§ **DATASET EXTRACT**

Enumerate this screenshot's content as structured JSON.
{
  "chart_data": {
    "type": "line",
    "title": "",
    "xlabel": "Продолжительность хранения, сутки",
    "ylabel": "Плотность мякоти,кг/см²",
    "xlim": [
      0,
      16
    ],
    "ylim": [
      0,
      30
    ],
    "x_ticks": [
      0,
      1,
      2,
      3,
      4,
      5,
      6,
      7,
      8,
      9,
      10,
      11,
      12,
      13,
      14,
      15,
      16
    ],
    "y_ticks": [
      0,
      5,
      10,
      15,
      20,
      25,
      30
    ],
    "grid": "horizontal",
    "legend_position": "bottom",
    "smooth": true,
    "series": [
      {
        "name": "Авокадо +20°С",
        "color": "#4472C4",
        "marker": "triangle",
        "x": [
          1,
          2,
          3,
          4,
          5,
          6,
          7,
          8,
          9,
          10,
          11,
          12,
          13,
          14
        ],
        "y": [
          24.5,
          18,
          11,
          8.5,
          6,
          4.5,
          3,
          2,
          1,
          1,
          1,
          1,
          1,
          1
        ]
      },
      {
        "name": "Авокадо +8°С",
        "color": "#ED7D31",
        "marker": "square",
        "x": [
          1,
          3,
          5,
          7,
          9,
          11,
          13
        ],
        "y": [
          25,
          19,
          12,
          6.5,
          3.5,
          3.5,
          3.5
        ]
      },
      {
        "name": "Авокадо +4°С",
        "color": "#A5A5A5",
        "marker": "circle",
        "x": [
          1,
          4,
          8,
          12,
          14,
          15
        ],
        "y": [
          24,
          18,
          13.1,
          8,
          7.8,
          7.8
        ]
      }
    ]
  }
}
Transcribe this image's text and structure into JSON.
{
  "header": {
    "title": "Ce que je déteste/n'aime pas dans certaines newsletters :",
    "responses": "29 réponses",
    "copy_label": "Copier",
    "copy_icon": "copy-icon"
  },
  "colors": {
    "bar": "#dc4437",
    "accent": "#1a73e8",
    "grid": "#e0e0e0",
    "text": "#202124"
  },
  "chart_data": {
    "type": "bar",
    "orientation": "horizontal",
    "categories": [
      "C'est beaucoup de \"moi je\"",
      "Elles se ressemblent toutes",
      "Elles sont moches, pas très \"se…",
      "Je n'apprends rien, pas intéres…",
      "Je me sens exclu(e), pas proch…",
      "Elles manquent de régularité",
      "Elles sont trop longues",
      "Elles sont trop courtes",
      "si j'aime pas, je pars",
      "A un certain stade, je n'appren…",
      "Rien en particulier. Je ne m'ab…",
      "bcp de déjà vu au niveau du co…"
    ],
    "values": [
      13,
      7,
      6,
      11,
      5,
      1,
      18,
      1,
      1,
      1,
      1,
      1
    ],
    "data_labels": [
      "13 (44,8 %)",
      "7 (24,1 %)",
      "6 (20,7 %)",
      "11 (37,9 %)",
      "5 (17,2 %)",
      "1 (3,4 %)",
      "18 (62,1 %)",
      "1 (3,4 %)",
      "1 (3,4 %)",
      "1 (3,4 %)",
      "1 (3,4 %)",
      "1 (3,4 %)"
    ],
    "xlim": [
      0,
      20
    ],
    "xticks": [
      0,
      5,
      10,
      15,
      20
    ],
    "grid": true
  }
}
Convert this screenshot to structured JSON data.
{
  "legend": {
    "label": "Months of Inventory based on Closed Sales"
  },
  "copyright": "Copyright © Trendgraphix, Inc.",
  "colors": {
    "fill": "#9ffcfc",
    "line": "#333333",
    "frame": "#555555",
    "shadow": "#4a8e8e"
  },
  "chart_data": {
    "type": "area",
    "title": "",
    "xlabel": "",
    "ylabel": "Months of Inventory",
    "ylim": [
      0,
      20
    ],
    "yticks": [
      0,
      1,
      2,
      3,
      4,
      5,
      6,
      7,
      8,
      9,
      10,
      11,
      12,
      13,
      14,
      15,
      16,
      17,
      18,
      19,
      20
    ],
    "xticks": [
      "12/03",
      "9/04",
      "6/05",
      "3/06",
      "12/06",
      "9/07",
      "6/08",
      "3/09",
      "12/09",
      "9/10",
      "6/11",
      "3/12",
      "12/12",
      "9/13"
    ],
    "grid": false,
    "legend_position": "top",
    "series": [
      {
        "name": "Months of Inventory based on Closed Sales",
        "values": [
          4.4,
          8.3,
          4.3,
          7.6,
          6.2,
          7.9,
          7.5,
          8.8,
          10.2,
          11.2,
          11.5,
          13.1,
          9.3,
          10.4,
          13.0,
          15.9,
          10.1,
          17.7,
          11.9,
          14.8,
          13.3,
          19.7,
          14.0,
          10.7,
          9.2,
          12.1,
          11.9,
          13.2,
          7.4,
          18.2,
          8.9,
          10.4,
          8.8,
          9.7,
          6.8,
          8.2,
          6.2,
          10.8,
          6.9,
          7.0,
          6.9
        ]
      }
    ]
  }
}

§ **AIM OF THE TASK**
Using the listing above, please repeat every entry exactly.

§ **WORKED ANSWER**
Enumerate this screenshot's content as structured JSON.
{
  "chart_data": {
    "type": "line",
    "title": "",
    "xlabel": "Продолжительность хранения, сутки",
    "ylabel": "Плотность мякоти,кг/см²",
    "xlim": [
      0,
      16
    ],
    "ylim": [
      0,
      30
    ],
    "x_ticks": [
      0,
      1,
      2,
      3,
      4,
      5,
      6,
      7,
      8,
      9,
      10,
      11,
      12,
      13,
      14,
      15,
      16
    ],
    "y_ticks": [
      0,
      5,
      10,
      15,
      20,
      25,
      30
    ],
    "grid": "horizontal",
    "legend_position": "bottom",
    "smooth": true,
    "series": [
      {
        "name": "Авокадо +20°С",
        "color": "#4472C4",
        "marker": "triangle",
        "x": [
          1,
          2,
          3,
          4,
          5,
          6,
          7,
          8,
          9,
          10,
          11,
          12,
          13,
          14
        ],
        "y": [
          24.5,
          18,
          11,
          8.5,
          6,
          4.5,
          3,
          2,
          1,
          1,
          1,
          1,
          1,
          1
        ]
      },
      {
        "name": "Авокадо +8°С",
        "color": "#ED7D31",
        "marker": "square",
        "x": [
          1,
          3,
          5,
          7,
          9,
          11,
          13
        ],
        "y": [
          25,
          19,
          12,
          6.5,
          3.5,
          3.5,
          3.5
        ]
      },
      {
        "name": "Авокадо +4°С",
        "color": "#A5A5A5",
        "marker": "circle",
        "x": [
          1,
          4,
          8,
          12,
          14,
          15
        ],
        "y": [
          24,
          18,
          13.1,
          8,
          7.8,
          7.8
        ]
      }
    ]
  }
}
Transcribe this image's text and structure into JSON.
{
  "header": {
    "title": "Ce que je déteste/n'aime pas dans certaines newsletters :",
    "responses": "29 réponses",
    "copy_label": "Copier",
    "copy_icon": "copy-icon"
  },
  "colors": {
    "bar": "#dc4437",
    "accent": "#1a73e8",
    "grid": "#e0e0e0",
    "text": "#202124"
  },
  "chart_data": {
    "type": "bar",
    "orientation": "horizontal",
    "categories": [
      "C'est beaucoup de \"moi je\"",
      "Elles se ressemblent toutes",
      "Elles sont moches, pas très \"se…",
      "Je n'apprends rien, pas intéres…",
      "Je me sens exclu(e), pas proch…",
      "Elles manquent de régularité",
      "Elles sont trop longues",
      "Elles sont trop courtes",
      "si j'aime pas, je pars",
      "A un certain stade, je n'appren…",
      "Rien en particulier. Je ne m'ab…",
      "bcp de déjà vu au niveau du co…"
    ],
    "values": [
      13,
      7,
      6,
      11,
      5,
      1,
      18,
      1,
      1,
      1,
      1,
      1
    ],
    "data_labels": [
      "13 (44,8 %)",
      "7 (24,1 %)",
      "6 (20,7 %)",
      "11 (37,9 %)",
      "5 (17,2 %)",
      "1 (3,4 %)",
      "18 (62,1 %)",
      "1 (3,4 %)",
      "1 (3,4 %)",
      "1 (3,4 %)",
      "1 (3,4 %)",
      "1 (3,4 %)"
    ],
    "xlim": [
      0,
      20
    ],
    "xticks": [
      0,
      5,
      10,
      15,
      20
    ],
    "grid": true
  }
}
Convert this screenshot to structured JSON data.
{
  "legend": {
    "label": "Months of Inventory based on Closed Sales"
  },
  "copyright": "Copyright © Trendgraphix, Inc.",
  "colors": {
    "fill": "#9ffcfc",
    "line": "#333333",
    "frame": "#555555",
    "shadow": "#4a8e8e"
  },
  "chart_data": {
    "type": "area",
    "title": "",
    "xlabel": "",
    "ylabel": "Months of Inventory",
    "ylim": [
      0,
      20
    ],
    "yticks": [
      0,
      1,
      2,
      3,
      4,
      5,
      6,
      7,
      8,
      9,
      10,
      11,
      12,
      13,
      14,
      15,
      16,
      17,
      18,
      19,
      20
    ],
    "xticks": [
      "12/03",
      "9/04",
      "6/05",
      "3/06",
      "12/06",
      "9/07",
      "6/08",
      "3/09",
      "12/09",
      "9/10",
      "6/11",
      "3/12",
      "12/12",
      "9/13"
    ],
    "grid": false,
    "legend_position": "top",
    "series": [
      {
        "name": "Months of Inventory based on Closed Sales",
        "values": [
          4.4,
          8.3,
          4.3,
          7.6,
          6.2,
          7.9,
          7.5,
          8.8,
          10.2,
          11.2,
          11.5,
          13.1,
          9.3,
          10.4,
          13.0,
          15.9,
          10.1,
          17.7,
          11.9,
          14.8,
          13.3,
          19.7,
          14.0,
          10.7,
          9.2,
          12.1,
          11.9,
          13.2,
          7.4,
          18.2,
          8.9,
          10.4,
          8.8,
          9.7,
          6.8,
          8.2,
          6.2,
          10.8,
          6.9,
          7.0,
          6.9
        ]
      }
    ]
  }
}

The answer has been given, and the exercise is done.